+++ Source

View and save test crawls
- View the results of test crawls in Wayback 24 hours after they complete
- Review reports for test crawls, including dynamically updating reports for those actively in progress
- Save the results of test crawls for preservation or delete them in order to better manage your subscription budget
Test crawls are much more powerful in 5.0. Like normal production crawls, test crawls can now be viewed in Wayback 24 hours after a crawl completes. If desired, the crawl and its data can be saved and included in a partner's collection, or else deleted and re-crawled. If a test crawl is not saved, the data is automatically deleted after 60 days and will not count against an account budget. Reports for deleted test crawls will remain available. Note: Test crawls that ran before the June 2015 release will carry the Status "Finished: Deleted (Expired)." This new functionality will help partners evaluate how seeds crawl and allow for review of captures and scoping before adding the results of a crawl to their collections and counting towards a data budget.
Monitor current crawls
- View crawl reports as they update in real time, including detailed seed, host, and file type information
- Get real time information on the individual URLs and the amounts of new and total data crawled as a crawl progresses
Crawl reports are now available for currently running crawls in real time, including up-to-the-minute and detailed information about documents and data archived. All current crawls furthermore include a dynamically updated window that allows partners to track individual URLs as they are crawled. All other crawl reports (Seeds, Hosts, File Types) can likewise be viewed while a crawl is running. This will help partners evaluate the scope and effectiveness of crawls well before they complete – an especially helpful new ability for multiple-day crawls. For more information on this new feature, see our full guidance on monitoring current crawls.
Resume stopped crawls
Partners can now resume a finished crawl within seven (7) days of it ending, and with expanded limits in place. This new feature allows a crawl that has stopped due to a time, data, or document limit, or that a user stopped manually, to continue for a specified amount of additional time, capturing URLs that may otherwise be queued. This tool will be helpful when deciding that a collection would benefit from more crawling without necessarily scheduling a new and completely separate crawl to run.
Annotate, filter, and compare post crawl reports
Archive-It 5.0 now has discoverable reports! In our web app's new "Crawls" section, you can now quickly filter and search through all of your post crawl reports. Search by any text that is available in the reports, including a new field for custom notes. Notes will allow partners to annotate and comment upon crawls.
New information included in post crawl reports
All crawl reports now include:
- The names of account users who started and, when applicable, ended a crawl, so partners can better track and manage your team's workflow
- Any scoping rules that were in effect when the crawl ran, giving partners the opportunity to analyze the effects of scope modifications
- And enriched File Types report, from which users can now browse, access, and apply metadata to all files archived by format
- The ability to toggle views between all or just new data crawled--an easy way to understand and analyze the effects of de-duplication on a crawl
Actionable host reports
Host reports are now more powerful and feature-rich! When reviewing the results of crawls, users can now launch patch crawls of missing documents, ignore robots exclusions on additional hosts, and limit the data archived from other hosts directly from a report. This will help to make workflows more efficient by bringing together actions previously distributed across different sections of the web application.

++++++
+++ Provided information

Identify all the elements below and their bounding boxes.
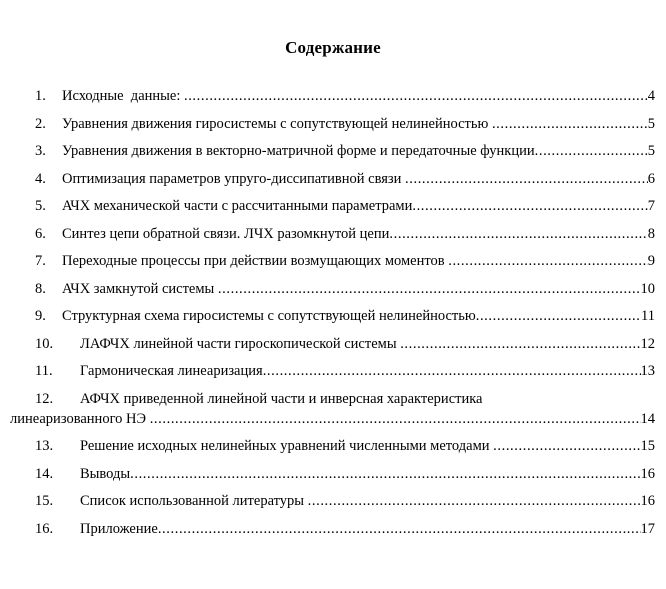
toc-entry-11[interactable]: 11. Гармоническая линеаризация 13 <box>10 361 655 381</box>
toc-entry-6[interactable]: 6. Синтез цепи обратной связи. ЛЧХ разом… <box>10 224 655 244</box>
entry-page-number: 7 <box>647 198 655 214</box>
entry-text: Уравнения движения в векторно-матричной … <box>62 143 535 159</box>
dot-leader <box>158 519 641 539</box>
toc-entry-12-continuation[interactable]: линеаризованного НЭ 14 <box>10 409 655 429</box>
entry-text: Синтез цепи обратной связи. ЛЧХ разомкну… <box>62 225 390 242</box>
entry-number: 10. <box>35 335 54 352</box>
dot-leader <box>535 141 648 161</box>
entry-text: ЛАФЧХ линейной части гироскопической сис… <box>80 335 401 352</box>
entry-number: 14. <box>35 465 54 482</box>
dot-leader <box>412 196 647 216</box>
entry-page-number: 5 <box>647 115 655 132</box>
entry-number: 16. <box>35 520 54 537</box>
entry-number: 9. <box>35 308 46 324</box>
entry-number: 3. <box>35 143 46 159</box>
toc-entry-9[interactable]: 9. Структурная схема гиросистемы с сопут… <box>10 306 655 326</box>
dot-leader <box>308 491 641 511</box>
entry-text: Структурная схема гиросистемы с сопутств… <box>62 308 476 324</box>
entry-text: Исходные данные: <box>62 88 184 104</box>
entry-page-number: 8 <box>647 225 655 242</box>
dot-leader <box>405 169 648 189</box>
toc-entry-10[interactable]: 10. ЛАФЧХ линейной части гироскопической… <box>10 334 655 354</box>
dot-leader <box>492 114 648 134</box>
entry-number: 4. <box>35 170 46 187</box>
toc-title: Содержание <box>285 38 381 57</box>
entry-number: 11. <box>35 363 53 379</box>
entry-page-number: 17 <box>640 520 656 537</box>
toc-entry-13[interactable]: 13. Решение исходных нелинейных уравнени… <box>10 436 655 456</box>
entry-page-number: 16 <box>640 493 656 509</box>
entry-text: Гармоническая линеаризация <box>80 363 263 379</box>
entry-number: 8. <box>35 280 46 297</box>
dot-leader <box>476 306 641 326</box>
entry-text: АФЧХ приведенной линейной части и инверс… <box>80 390 483 407</box>
entry-number: 7. <box>35 253 46 269</box>
entry-number: 5. <box>35 198 46 214</box>
entry-text: Выводы <box>80 465 131 482</box>
entry-number: 13. <box>35 438 54 454</box>
toc-entry-8[interactable]: 8. АЧХ замкнутой системы 10 <box>10 279 655 299</box>
toc-entry-2[interactable]: 2. Уравнения движения гиросистемы с сопу… <box>10 114 655 134</box>
dot-leader <box>263 361 641 381</box>
entry-page-number: 14 <box>640 410 656 427</box>
entry-number: 2. <box>35 115 46 132</box>
dot-leader <box>493 436 640 456</box>
dot-leader <box>184 86 648 106</box>
entry-page-number: 10 <box>640 280 656 297</box>
toc-entry-15[interactable]: 15. Список использованной литературы 16 <box>10 491 655 511</box>
entry-page-number: 13 <box>640 363 656 379</box>
entry-page-number: 9 <box>647 253 655 269</box>
entry-number: 1. <box>35 88 46 104</box>
entry-text: Список использованной литературы <box>80 493 308 509</box>
dot-leader <box>130 464 640 484</box>
toc-entry-16[interactable]: 16. Приложение 17 <box>10 519 655 539</box>
toc-entry-1[interactable]: 1. Исходные данные: 4 <box>10 86 655 106</box>
toc-entry-4[interactable]: 4. Оптимизация параметров упруго-диссипа… <box>10 169 655 189</box>
entry-page-number: 15 <box>640 438 656 454</box>
table-of-contents: 1. Исходные данные: 4 2. Уравнения движе… <box>0 86 666 539</box>
entry-number: 12. <box>35 390 54 407</box>
entry-page-number: 16 <box>640 465 656 482</box>
entry-text: АЧХ механической части с рассчитанными п… <box>62 198 413 214</box>
entry-number: 15. <box>35 493 54 509</box>
dot-leader <box>448 251 648 271</box>
dot-leader <box>218 279 641 299</box>
dot-leader <box>150 409 641 429</box>
entry-text: АЧХ замкнутой системы <box>62 280 218 297</box>
entry-text: Уравнения движения гиросистемы с сопутст… <box>62 115 492 132</box>
entry-text: Приложение <box>80 520 158 537</box>
toc-entry-5[interactable]: 5. АЧХ механической части с рассчитанным… <box>10 196 655 216</box>
dot-leader <box>400 334 640 354</box>
entry-page-number: 11 <box>641 308 655 324</box>
toc-entry-3[interactable]: 3. Уравнения движения в векторно-матричн… <box>10 141 655 161</box>
entry-page-number: 6 <box>647 170 655 187</box>
entry-page-number: 5 <box>647 143 655 159</box>
entry-text: Переходные процессы при действии возмуща… <box>62 253 449 269</box>
toc-entry-12[interactable]: 12. АФЧХ приведенной линейной части и ин… <box>10 389 655 409</box>
toc-entry-7[interactable]: 7. Переходные процессы при действии возм… <box>10 251 655 271</box>
entry-page-number: 12 <box>640 335 656 352</box>
entry-page-number: 4 <box>647 88 655 104</box>
entry-text: линеаризованного НЭ <box>10 410 150 427</box>
entry-text: Решение исходных нелинейных уравнений чи… <box>80 438 494 454</box>
toc-entry-14[interactable]: 14. Выводы 16 <box>10 464 655 484</box>
entry-number: 6. <box>35 225 46 242</box>
dot-leader <box>389 224 647 244</box>
entry-text: Оптимизация параметров упруго-диссипатив… <box>62 170 406 187</box>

++++++

Please carry on the Archive-It 5.0 crawl features text from its final sentence about actionable host reports.

No more QA Reports at the crawl level
In the past, partners had to run a "QA Report" in order to find out which, if any, hosts from a crawl were blocked by robots exclusions or were otherwise missing URLs. Thanks to the new Actionable Host Reports (see above), partners can now identify, and take action on, missing content right from a crawl's Hosts Report.
Seed-specific host reports
Seeds reports now include their own detailed information on the individual hosts crawled. In addition the traditional Hosts report, which covers all hosts found during a crawl, partners can now drill down into individual seeds to analyze their specific hosts and respective crawl information. This will help identify which seeds lead the crawler to which precise hosts as will assist in planning crawling scheduling, budget management, and scope modifications.
Launch Wayback from your reports
View archived URLs in Wayback directly from crawl reports! When browsing through a Seeds report, partners can now click the "View" link to launch the site in Wayback, skipping the need to first navigate to the former "Access" area of the web application. This is an especially useful tool to use when evaluating the results of test crawls.
Archive-It 5.0 has improved features for managing metadata, including detailed new error reports and confirmations of changes/additions for bulk metadata uploads. Additionally, partners can now export metadata, even in the form of a simple spreadsheet.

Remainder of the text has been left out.